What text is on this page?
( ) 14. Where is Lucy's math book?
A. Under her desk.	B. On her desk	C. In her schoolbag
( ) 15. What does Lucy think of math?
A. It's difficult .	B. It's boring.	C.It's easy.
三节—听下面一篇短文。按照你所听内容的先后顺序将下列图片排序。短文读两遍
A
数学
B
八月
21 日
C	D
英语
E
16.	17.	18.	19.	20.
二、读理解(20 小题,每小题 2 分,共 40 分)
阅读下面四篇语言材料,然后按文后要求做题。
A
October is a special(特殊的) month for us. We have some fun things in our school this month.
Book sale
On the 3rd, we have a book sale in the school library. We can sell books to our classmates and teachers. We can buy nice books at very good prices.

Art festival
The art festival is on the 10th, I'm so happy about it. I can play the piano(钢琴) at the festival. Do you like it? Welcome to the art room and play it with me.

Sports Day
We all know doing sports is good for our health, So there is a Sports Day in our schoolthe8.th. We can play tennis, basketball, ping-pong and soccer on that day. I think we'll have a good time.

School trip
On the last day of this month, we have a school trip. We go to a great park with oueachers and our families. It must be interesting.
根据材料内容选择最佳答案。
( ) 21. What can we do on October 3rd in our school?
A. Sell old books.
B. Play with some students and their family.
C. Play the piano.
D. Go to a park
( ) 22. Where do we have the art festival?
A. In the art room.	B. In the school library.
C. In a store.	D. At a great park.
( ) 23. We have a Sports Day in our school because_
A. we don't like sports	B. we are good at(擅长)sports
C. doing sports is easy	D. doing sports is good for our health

== == ==

REQUIREMENTS: Report how many lines of the entries hold the word "think". Nothing else is needed.

EXERCISE OUTPUT: 2